■ **Material for this exercise**:
========================

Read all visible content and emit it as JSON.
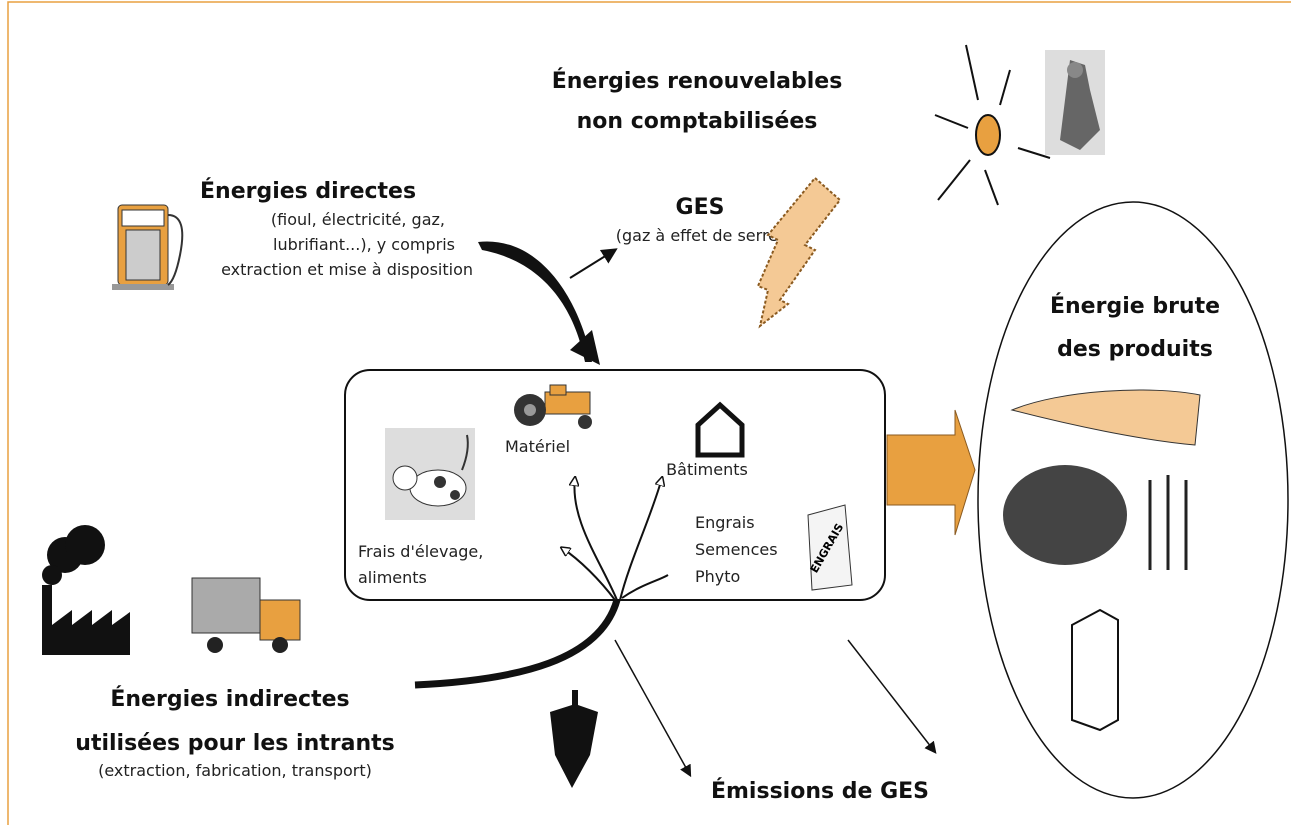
{
  "renewable": {
    "lines": [
      "Énergies renouvelables",
      "non comptabilisées"
    ]
  },
  "direct": {
    "title": "Énergies directes",
    "details": [
      "(fioul, électricité, gaz,",
      "lubrifiant...), y compris",
      "extraction et mise à disposition"
    ]
  },
  "ghg": {
    "title": "GES",
    "subtitle": "(gaz à effet de serre)"
  },
  "farm": {
    "equipment": "Matériel",
    "buildings": "Bâtiments",
    "livestock": [
      "Frais d'élevage,",
      "aliments"
    ],
    "inputs": [
      "Engrais",
      "Semences",
      "Phyto"
    ],
    "bag_label": "ENGRAIS"
  },
  "products": {
    "title": [
      "Énergie brute",
      "des produits"
    ]
  },
  "indirect": {
    "title": [
      "Énergies indirectes",
      "utilisées pour les intrants"
    ],
    "details": "(extraction, fabrication, transport)"
  },
  "emissions": "Émissions de GES"
}
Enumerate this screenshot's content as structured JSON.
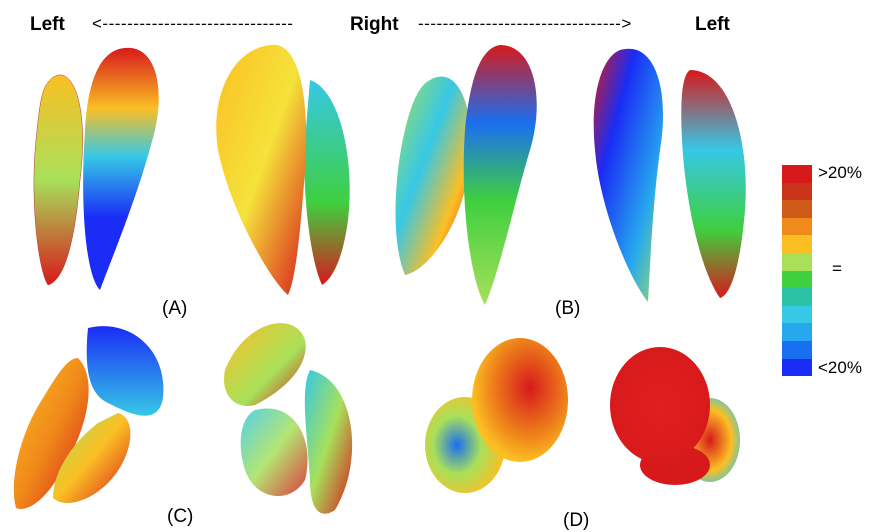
{
  "header": {
    "left_label": "Left",
    "arrow_left": "<-------------------------------",
    "center_label": "Right",
    "arrow_right": "--------------------------------->",
    "right_label": "Left"
  },
  "panels": {
    "a": "(A)",
    "b": "(B)",
    "c": "(C)",
    "d": "(D)"
  },
  "color_scale": {
    "top_label": ">20%",
    "mid_label": "=",
    "bottom_label": "<20%",
    "colors": [
      "#d7191c",
      "#c8331a",
      "#cf5a17",
      "#f08a1a",
      "#fbbf24",
      "#a8e05a",
      "#3fcf3f",
      "#2cc2a6",
      "#36c8e6",
      "#26a8ee",
      "#1a6ff0",
      "#1a2cf5"
    ]
  }
}
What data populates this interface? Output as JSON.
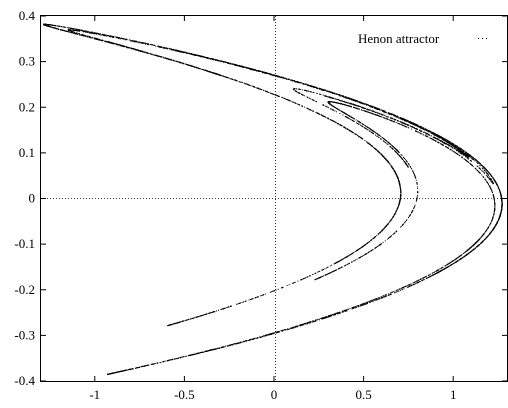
{
  "chart_data": {
    "type": "scatter",
    "title": "",
    "xlabel": "",
    "ylabel": "",
    "xlim": [
      -1.3,
      1.3
    ],
    "ylim": [
      -0.4,
      0.4
    ],
    "x_ticks": [
      -1,
      -0.5,
      0,
      0.5,
      1
    ],
    "x_tick_labels": [
      "-1",
      "-0.5",
      "0",
      "0.5",
      "1"
    ],
    "y_ticks": [
      -0.4,
      -0.3,
      -0.2,
      -0.1,
      0,
      0.1,
      0.2,
      0.3,
      0.4
    ],
    "y_tick_labels": [
      "-0.4",
      "-0.3",
      "-0.2",
      "-0.1",
      "0",
      "0.1",
      "0.2",
      "0.3",
      "0.4"
    ],
    "zero_axes": true,
    "legend": {
      "position": "top-right"
    },
    "series": [
      {
        "name": "Henon attractor",
        "generator": "henon",
        "a": 1.4,
        "b": 0.3,
        "x0": 0.1,
        "y0": 0.1,
        "points": 8000,
        "color": "#000000"
      }
    ]
  }
}
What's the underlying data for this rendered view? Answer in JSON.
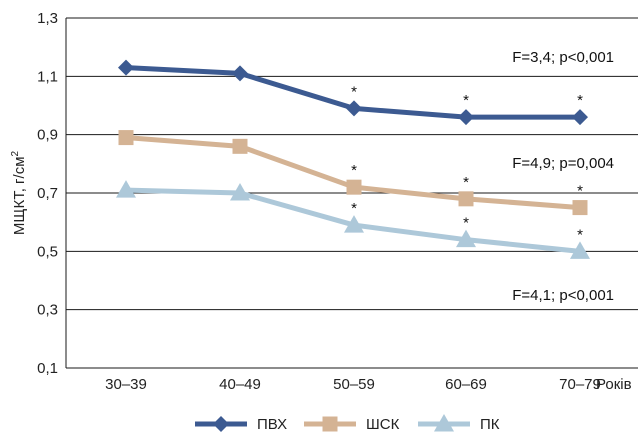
{
  "chart_data": {
    "type": "line",
    "categories": [
      "30–39",
      "40–49",
      "50–59",
      "60–69",
      "70–79"
    ],
    "x_unit_label": "Років",
    "ylabel": "МЩКТ, г/см",
    "ylabel_superscript": "2",
    "ylim": [
      0.1,
      1.3
    ],
    "yticks": [
      "0,1",
      "0,3",
      "0,5",
      "0,7",
      "0,9",
      "1,1",
      "1,3"
    ],
    "grid": true,
    "legend_position": "bottom",
    "series": [
      {
        "name": "ПВХ",
        "color": "#3c5a91",
        "marker": "diamond",
        "values": [
          1.13,
          1.11,
          0.99,
          0.96,
          0.96
        ],
        "significant": [
          false,
          false,
          true,
          true,
          true
        ],
        "stat": "F=3,4; p<0,001"
      },
      {
        "name": "ШСК",
        "color": "#d4b394",
        "marker": "square",
        "values": [
          0.89,
          0.86,
          0.72,
          0.68,
          0.65
        ],
        "significant": [
          false,
          false,
          true,
          true,
          true
        ],
        "stat": "F=4,9; p=0,004"
      },
      {
        "name": "ПК",
        "color": "#adc8d9",
        "marker": "triangle",
        "values": [
          0.71,
          0.7,
          0.59,
          0.54,
          0.5
        ],
        "significant": [
          false,
          false,
          true,
          true,
          true
        ],
        "stat": "F=4,1; p<0,001"
      }
    ],
    "significance_marker": "*"
  }
}
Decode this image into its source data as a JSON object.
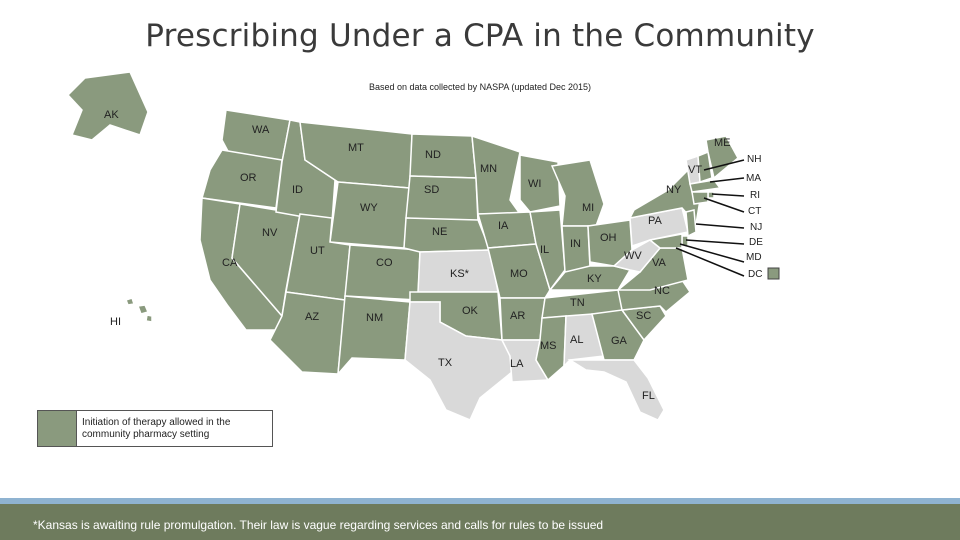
{
  "header": {
    "title": "Prescribing Under a CPA in the Community",
    "subtitle": "Based on data collected by NASPA (updated Dec 2015)"
  },
  "colors": {
    "allowed": "#8a9a7e",
    "not_allowed": "#d9d9d9",
    "footer_bg": "#6e7b5d",
    "stripe": "#8fb3d1"
  },
  "map": {
    "states": {
      "AK": {
        "label": "AK",
        "status": "allowed"
      },
      "WA": {
        "label": "WA",
        "status": "allowed"
      },
      "OR": {
        "label": "OR",
        "status": "allowed"
      },
      "CA": {
        "label": "CA",
        "status": "allowed"
      },
      "NV": {
        "label": "NV",
        "status": "allowed"
      },
      "ID": {
        "label": "ID",
        "status": "allowed"
      },
      "MT": {
        "label": "MT",
        "status": "allowed"
      },
      "WY": {
        "label": "WY",
        "status": "allowed"
      },
      "UT": {
        "label": "UT",
        "status": "allowed"
      },
      "CO": {
        "label": "CO",
        "status": "allowed"
      },
      "AZ": {
        "label": "AZ",
        "status": "allowed"
      },
      "NM": {
        "label": "NM",
        "status": "allowed"
      },
      "ND": {
        "label": "ND",
        "status": "allowed"
      },
      "SD": {
        "label": "SD",
        "status": "allowed"
      },
      "NE": {
        "label": "NE",
        "status": "allowed"
      },
      "KS": {
        "label": "KS*",
        "status": "not_allowed"
      },
      "OK": {
        "label": "OK",
        "status": "allowed"
      },
      "TX": {
        "label": "TX",
        "status": "not_allowed"
      },
      "MN": {
        "label": "MN",
        "status": "allowed"
      },
      "IA": {
        "label": "IA",
        "status": "allowed"
      },
      "MO": {
        "label": "MO",
        "status": "allowed"
      },
      "AR": {
        "label": "AR",
        "status": "allowed"
      },
      "LA": {
        "label": "LA",
        "status": "not_allowed"
      },
      "WI": {
        "label": "WI",
        "status": "allowed"
      },
      "IL": {
        "label": "IL",
        "status": "allowed"
      },
      "MI": {
        "label": "MI",
        "status": "allowed"
      },
      "IN": {
        "label": "IN",
        "status": "allowed"
      },
      "OH": {
        "label": "OH",
        "status": "allowed"
      },
      "KY": {
        "label": "KY",
        "status": "allowed"
      },
      "TN": {
        "label": "TN",
        "status": "allowed"
      },
      "MS": {
        "label": "MS",
        "status": "allowed"
      },
      "AL": {
        "label": "AL",
        "status": "not_allowed"
      },
      "GA": {
        "label": "GA",
        "status": "allowed"
      },
      "FL": {
        "label": "FL",
        "status": "not_allowed"
      },
      "SC": {
        "label": "SC",
        "status": "allowed"
      },
      "NC": {
        "label": "NC",
        "status": "allowed"
      },
      "VA": {
        "label": "VA",
        "status": "allowed"
      },
      "WV": {
        "label": "WV",
        "status": "not_allowed"
      },
      "PA": {
        "label": "PA",
        "status": "not_allowed"
      },
      "NY": {
        "label": "NY",
        "status": "allowed"
      },
      "VT": {
        "label": "VT",
        "status": "not_allowed"
      },
      "ME": {
        "label": "ME",
        "status": "allowed"
      },
      "NH": {
        "label": "NH",
        "status": "allowed"
      },
      "MA": {
        "label": "MA",
        "status": "allowed"
      },
      "RI": {
        "label": "RI",
        "status": "allowed"
      },
      "CT": {
        "label": "CT",
        "status": "allowed"
      },
      "NJ": {
        "label": "NJ",
        "status": "allowed"
      },
      "DE": {
        "label": "DE",
        "status": "allowed"
      },
      "MD": {
        "label": "MD",
        "status": "allowed"
      },
      "DC": {
        "label": "DC",
        "status": "allowed"
      },
      "HI": {
        "label": "HI",
        "status": "allowed"
      }
    }
  },
  "legend": {
    "allowed_text": "Initiation of therapy allowed in the community pharmacy setting"
  },
  "footer": {
    "note": "*Kansas is awaiting rule promulgation. Their law is vague regarding services and calls for rules to be issued"
  }
}
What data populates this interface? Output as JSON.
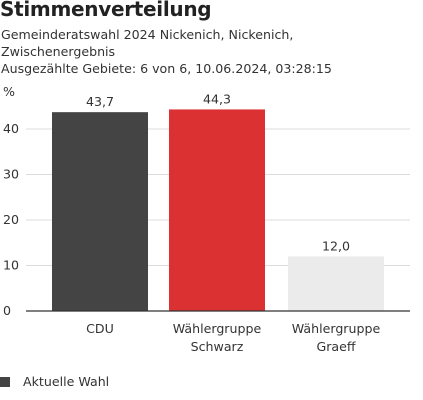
{
  "title": "Stimmenverteilung",
  "subtitle": "Gemeinderatswahl 2024 Nickenich, Nickenich, Zwischenergebnis",
  "status": "Ausgezählte Gebiete: 6 von 6, 10.06.2024, 03:28:15",
  "legend": {
    "label": "Aktuelle Wahl",
    "color": "#444444"
  },
  "chart_data": {
    "type": "bar",
    "ylabel": "%",
    "ylim": [
      0,
      50
    ],
    "yticks": [
      0,
      10,
      20,
      30,
      40
    ],
    "grid": true,
    "categories": [
      {
        "lines": [
          "CDU"
        ],
        "value": 43.7,
        "label": "43,7",
        "color": "#444444"
      },
      {
        "lines": [
          "Wählergruppe",
          "Schwarz"
        ],
        "value": 44.3,
        "label": "44,3",
        "color": "#dc3133"
      },
      {
        "lines": [
          "Wählergruppe",
          "Graeff"
        ],
        "value": 12.0,
        "label": "12,0",
        "color": "#ebebeb"
      }
    ]
  }
}
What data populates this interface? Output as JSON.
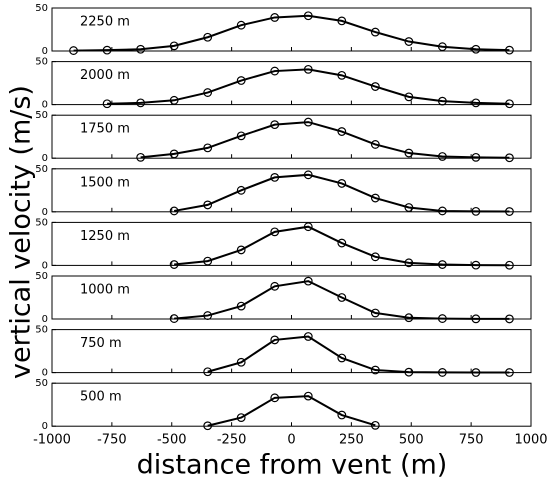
{
  "ylabel": "vertical velocity (m/s)",
  "xlabel": "distance from vent (m)",
  "chart_data": [
    {
      "type": "line",
      "label": "2250 m",
      "color": "#000000",
      "xlim": [
        -1000,
        1000
      ],
      "ylim": [
        0,
        50
      ],
      "yticks": [
        0,
        50
      ],
      "xticks": [
        -1000,
        -750,
        -500,
        -250,
        0,
        250,
        500,
        750,
        1000
      ],
      "x": [
        -910,
        -770,
        -630,
        -490,
        -350,
        -210,
        -70,
        70,
        210,
        350,
        490,
        630,
        770,
        910
      ],
      "values": [
        0.5,
        1,
        2,
        6,
        16,
        30,
        39,
        41,
        35,
        22,
        11,
        5,
        2,
        1
      ]
    },
    {
      "type": "line",
      "label": "2000 m",
      "color": "#000000",
      "xlim": [
        -1000,
        1000
      ],
      "ylim": [
        0,
        50
      ],
      "yticks": [
        0,
        50
      ],
      "xticks": [
        -1000,
        -750,
        -500,
        -250,
        0,
        250,
        500,
        750,
        1000
      ],
      "x": [
        -910,
        -770,
        -630,
        -490,
        -350,
        -210,
        -70,
        70,
        210,
        350,
        490,
        630,
        770,
        910
      ],
      "values": [
        null,
        1,
        2,
        5,
        14,
        28,
        39,
        41,
        34,
        21,
        9,
        4,
        2,
        1
      ]
    },
    {
      "type": "line",
      "label": "1750 m",
      "color": "#000000",
      "xlim": [
        -1000,
        1000
      ],
      "ylim": [
        0,
        50
      ],
      "yticks": [
        0,
        50
      ],
      "xticks": [
        -1000,
        -750,
        -500,
        -250,
        0,
        250,
        500,
        750,
        1000
      ],
      "x": [
        -910,
        -770,
        -630,
        -490,
        -350,
        -210,
        -70,
        70,
        210,
        350,
        490,
        630,
        770,
        910
      ],
      "values": [
        null,
        null,
        1,
        5,
        12,
        26,
        39,
        42,
        31,
        16,
        6,
        2,
        1,
        0.5
      ]
    },
    {
      "type": "line",
      "label": "1500 m",
      "color": "#000000",
      "xlim": [
        -1000,
        1000
      ],
      "ylim": [
        0,
        50
      ],
      "yticks": [
        0,
        50
      ],
      "xticks": [
        -1000,
        -750,
        -500,
        -250,
        0,
        250,
        500,
        750,
        1000
      ],
      "x": [
        -910,
        -770,
        -630,
        -490,
        -350,
        -210,
        -70,
        70,
        210,
        350,
        490,
        630,
        770,
        910
      ],
      "values": [
        null,
        null,
        null,
        1,
        8,
        25,
        40,
        43,
        33,
        16,
        5,
        1,
        0.5,
        0.3
      ]
    },
    {
      "type": "line",
      "label": "1250 m",
      "color": "#000000",
      "xlim": [
        -1000,
        1000
      ],
      "ylim": [
        0,
        50
      ],
      "yticks": [
        0,
        50
      ],
      "xticks": [
        -1000,
        -750,
        -500,
        -250,
        0,
        250,
        500,
        750,
        1000
      ],
      "x": [
        -910,
        -770,
        -630,
        -490,
        -350,
        -210,
        -70,
        70,
        210,
        350,
        490,
        630,
        770,
        910
      ],
      "values": [
        null,
        null,
        null,
        1,
        5,
        18,
        39,
        45,
        26,
        10,
        3,
        1,
        0.3,
        0.2
      ]
    },
    {
      "type": "line",
      "label": "1000 m",
      "color": "#000000",
      "xlim": [
        -1000,
        1000
      ],
      "ylim": [
        0,
        50
      ],
      "yticks": [
        0,
        50
      ],
      "xticks": [
        -1000,
        -750,
        -500,
        -250,
        0,
        250,
        500,
        750,
        1000
      ],
      "x": [
        -910,
        -770,
        -630,
        -490,
        -350,
        -210,
        -70,
        70,
        210,
        350,
        490,
        630,
        770,
        910
      ],
      "values": [
        null,
        null,
        null,
        0.5,
        4,
        15,
        38,
        44,
        25,
        7,
        1.5,
        0.5,
        0.2,
        0.1
      ]
    },
    {
      "type": "line",
      "label": "750 m",
      "color": "#000000",
      "xlim": [
        -1000,
        1000
      ],
      "ylim": [
        0,
        50
      ],
      "yticks": [
        0,
        50
      ],
      "xticks": [
        -1000,
        -750,
        -500,
        -250,
        0,
        250,
        500,
        750,
        1000
      ],
      "x": [
        -910,
        -770,
        -630,
        -490,
        -350,
        -210,
        -70,
        70,
        210,
        350,
        490,
        630,
        770,
        910
      ],
      "values": [
        null,
        null,
        null,
        null,
        1,
        12,
        38,
        42,
        17,
        3,
        0.5,
        0.2,
        0.1,
        0.1
      ]
    },
    {
      "type": "line",
      "label": "500 m",
      "color": "#000000",
      "xlim": [
        -1000,
        1000
      ],
      "ylim": [
        0,
        50
      ],
      "yticks": [
        0,
        50
      ],
      "xticks": [
        -1000,
        -750,
        -500,
        -250,
        0,
        250,
        500,
        750,
        1000
      ],
      "x": [
        -910,
        -770,
        -630,
        -490,
        -350,
        -210,
        -70,
        70,
        210,
        350,
        490,
        630,
        770,
        910
      ],
      "values": [
        null,
        null,
        null,
        null,
        0.5,
        10,
        33,
        35,
        13,
        1,
        null,
        null,
        null,
        null
      ]
    }
  ]
}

========================

■ **Exercise goal**: Collect the lines of the records that include the string "content".

■ **Task response**:
Read all visible content and emit it as JSON.
Enumerate this screenshot's content as structured JSON.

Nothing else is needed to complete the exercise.